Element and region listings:
________________
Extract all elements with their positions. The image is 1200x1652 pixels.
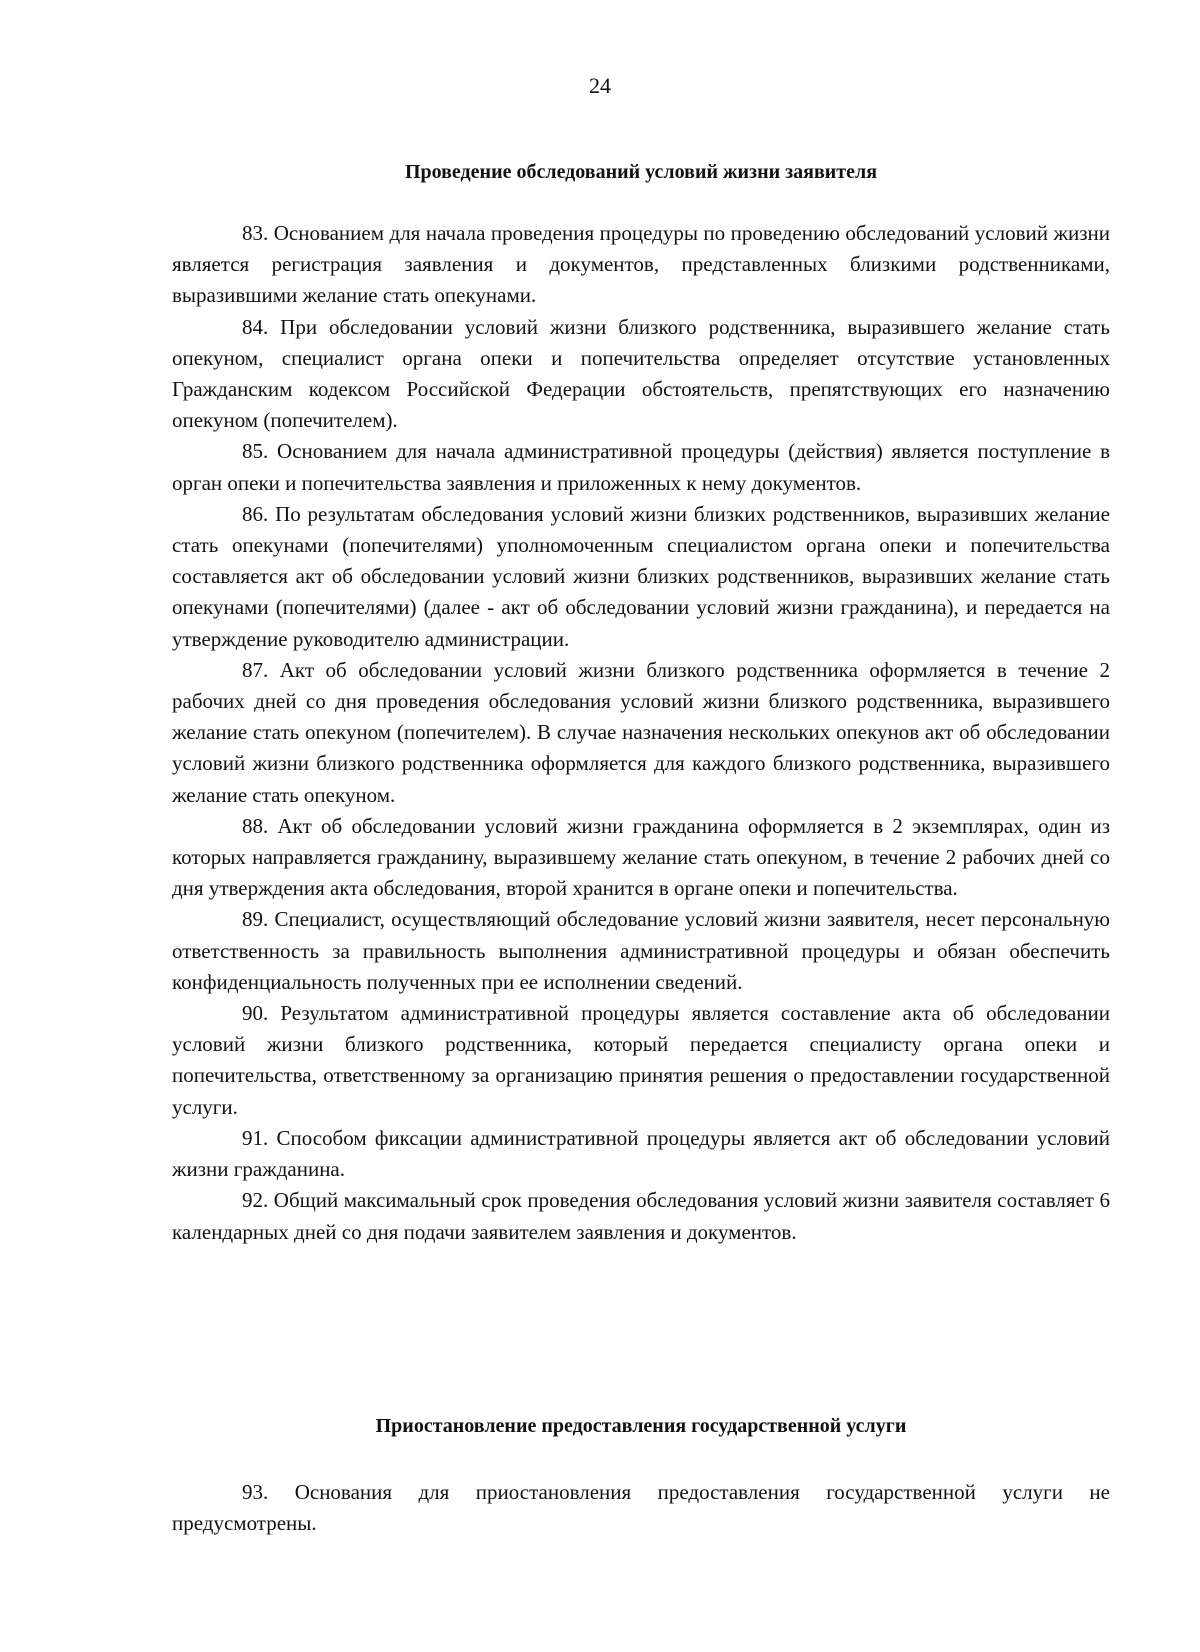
section-heading-suspension: Приостановление предоставления государственной услуги	[375, 1415, 907, 1437]
paragraph-90: 90. Результатом административной процедуры является составление акта об обследовании условий жизни близкого родственника, который передается специалисту органа опеки и попечительства, ответственному за организацию принятия решения о предоставлении государственной услуги.	[172, 1001, 1110, 1119]
section-body-survey	[172, 218, 1110, 1248]
paragraph-84: 84. При обследовании условий жизни близкого родственника, выразившего желание стать опекуном, специалист органа опеки и попечительства определяет отсутствие установленных Гражданским кодексом Российской Федерации обстоятельств, препятствующих его назначению опекуном (попечителем).	[172, 314, 1110, 433]
section-heading-survey: Проведение обследований условий жизни заявителя	[404, 161, 878, 183]
paragraph-88: 88. Акт об обследовании условий жизни гражданина оформляется в 2 экземплярах, один из которых направляется гражданину, выразившему желание стать опекуном, в течение 2 рабочих дней со дня утверждения акта обследования, второй хранится в органе опеки и попечительства.	[172, 813, 1110, 901]
paragraph-89: 89. Специалист, осуществляющий обследование условий жизни заявителя, несет персональную ответственность за правильность выполнения административной процедуры и обязан обеспечить конфиденциальность полученных при ее исполнении сведений.	[172, 907, 1110, 994]
paragraph-86: 86. По результатам обследования условий жизни близких родственников, выразивших желание стать опекунами (попечителями) уполномоченным специалистом органа опеки и попечительства составляется акт об обследовании условий жизни близких родственников, выразивших желание стать опекунами (попечителями) (далее - акт об обследовании условий жизни гражданина), и передается на утверждение руководителю администрации.	[172, 501, 1110, 651]
paragraph-92: 92. Общий максимальный срок проведения обследования условий жизни заявителя составляет 6 календарных дней со дня подачи заявителем заявления и документов.	[172, 1188, 1110, 1244]
paragraph-87: 87. Акт об обследовании условий жизни близкого родственника оформляется в течение 2 рабочих дней со дня проведения обследования условий жизни близкого родственника, выразившего желание стать опекуном (попечителем). В случае назначения нескольких опекунов акт об обследовании условий жизни близкого родственника оформляется для каждого близкого родственника, выразившего желание стать опекуном.	[172, 657, 1110, 807]
section-body-suspension	[172, 1477, 1110, 1539]
paragraph-85: 85. Основанием для начала административной процедуры (действия) является поступление в орган опеки и попечительства заявления и приложенных к нему документов.	[172, 439, 1110, 495]
page-number: 24	[589, 73, 611, 98]
paragraph-83: 83. Основанием для начала проведения процедуры по проведению обследований условий жизни является регистрация заявления и документов, представленных близкими родственниками, выразившими желание стать опекунами.	[172, 221, 1110, 308]
paragraph-91: 91. Способом фиксации административной процедуры является акт об обследовании условий жизни гражданина.	[172, 1125, 1110, 1182]
paragraph-93: 93. Основания для приостановления предоставления государственной услуги не предусмотрены.	[172, 1480, 1110, 1536]
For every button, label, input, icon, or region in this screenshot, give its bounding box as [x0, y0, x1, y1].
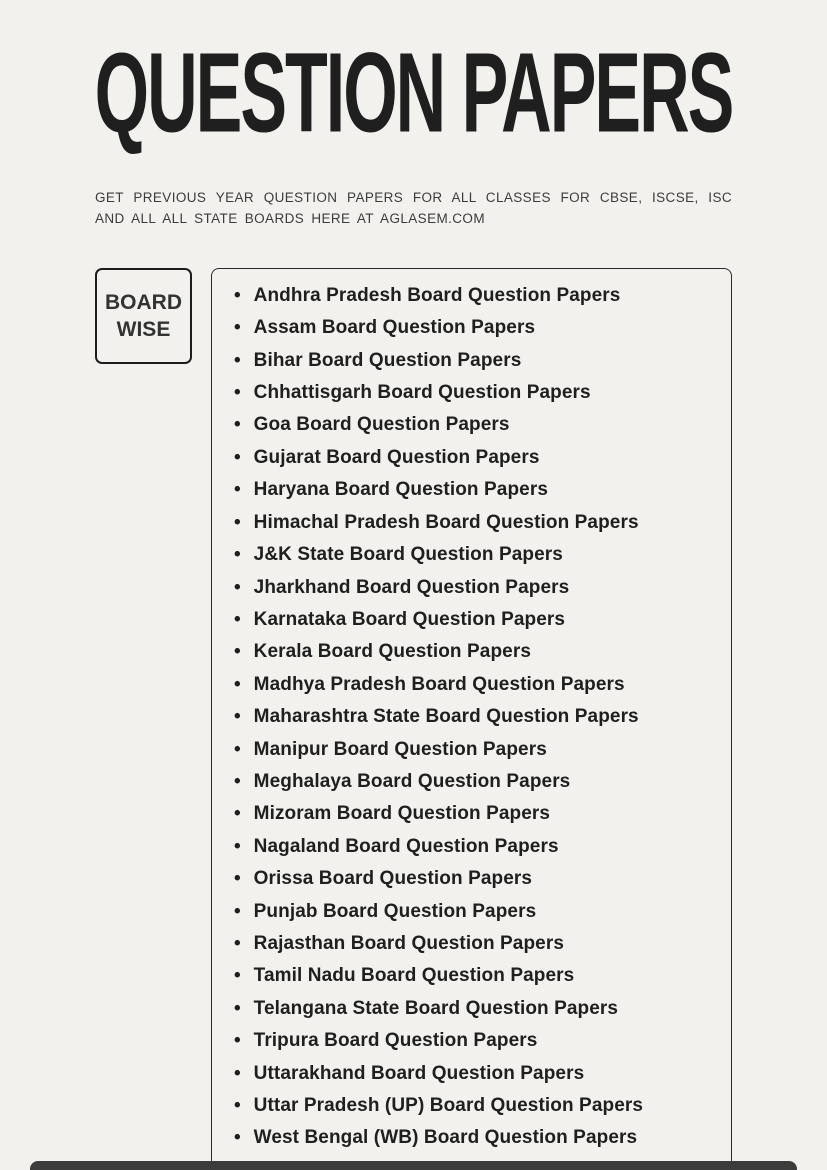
________________
» **What is needed**:
Could you copy every line of the rows above word for word, leaving the pictures out?

» **Solution for this problem**:
Extract all elements with their positions. The image is 1200x1652 pixels.
section-heading-suspension: Приостановление предоставления государственной услуги	[375, 1415, 907, 1437]
paragraph-90: 90. Результатом административной процедуры является составление акта об обследовании условий жизни близкого родственника, который передается специалисту органа опеки и попечительства, ответственному за организацию принятия решения о предоставлении государственной услуги.	[172, 1001, 1110, 1119]
section-body-survey	[172, 218, 1110, 1248]
paragraph-84: 84. При обследовании условий жизни близкого родственника, выразившего желание стать опекуном, специалист органа опеки и попечительства определяет отсутствие установленных Гражданским кодексом Российской Федерации обстоятельств, препятствующих его назначению опекуном (попечителем).	[172, 314, 1110, 433]
section-heading-survey: Проведение обследований условий жизни заявителя	[404, 161, 878, 183]
paragraph-88: 88. Акт об обследовании условий жизни гражданина оформляется в 2 экземплярах, один из которых направляется гражданину, выразившему желание стать опекуном, в течение 2 рабочих дней со дня утверждения акта обследования, второй хранится в органе опеки и попечительства.	[172, 813, 1110, 901]
paragraph-89: 89. Специалист, осуществляющий обследование условий жизни заявителя, несет персональную ответственность за правильность выполнения административной процедуры и обязан обеспечить конфиденциальность полученных при ее исполнении сведений.	[172, 907, 1110, 994]
paragraph-86: 86. По результатам обследования условий жизни близких родственников, выразивших желание стать опекунами (попечителями) уполномоченным специалистом органа опеки и попечительства составляется акт об обследовании условий жизни близких родственников, выразивших желание стать опекунами (попечителями) (далее - акт об обследовании условий жизни гражданина), и передается на утверждение руководителю администрации.	[172, 501, 1110, 651]
paragraph-92: 92. Общий максимальный срок проведения обследования условий жизни заявителя составляет 6 календарных дней со дня подачи заявителем заявления и документов.	[172, 1188, 1110, 1244]
paragraph-87: 87. Акт об обследовании условий жизни близкого родственника оформляется в течение 2 рабочих дней со дня проведения обследования условий жизни близкого родственника, выразившего желание стать опекуном (попечителем). В случае назначения нескольких опекунов акт об обследовании условий жизни близкого родственника оформляется для каждого близкого родственника, выразившего желание стать опекуном.	[172, 657, 1110, 807]
section-body-suspension	[172, 1477, 1110, 1539]
paragraph-85: 85. Основанием для начала административной процедуры (действия) является поступление в орган опеки и попечительства заявления и приложенных к нему документов.	[172, 439, 1110, 495]
page-number: 24	[589, 73, 611, 98]
paragraph-83: 83. Основанием для начала проведения процедуры по проведению обследований условий жизни является регистрация заявления и документов, представленных близкими родственниками, выразившими желание стать опекунами.	[172, 221, 1110, 308]
paragraph-91: 91. Способом фиксации административной процедуры является акт об обследовании условий жизни гражданина.	[172, 1125, 1110, 1182]
paragraph-93: 93. Основания для приостановления предоставления государственной услуги не предусмотрены.	[172, 1480, 1110, 1536]
For every button, label, input, icon, or region in this screenshot, give its bounding box as [x0, y0, x1, y1].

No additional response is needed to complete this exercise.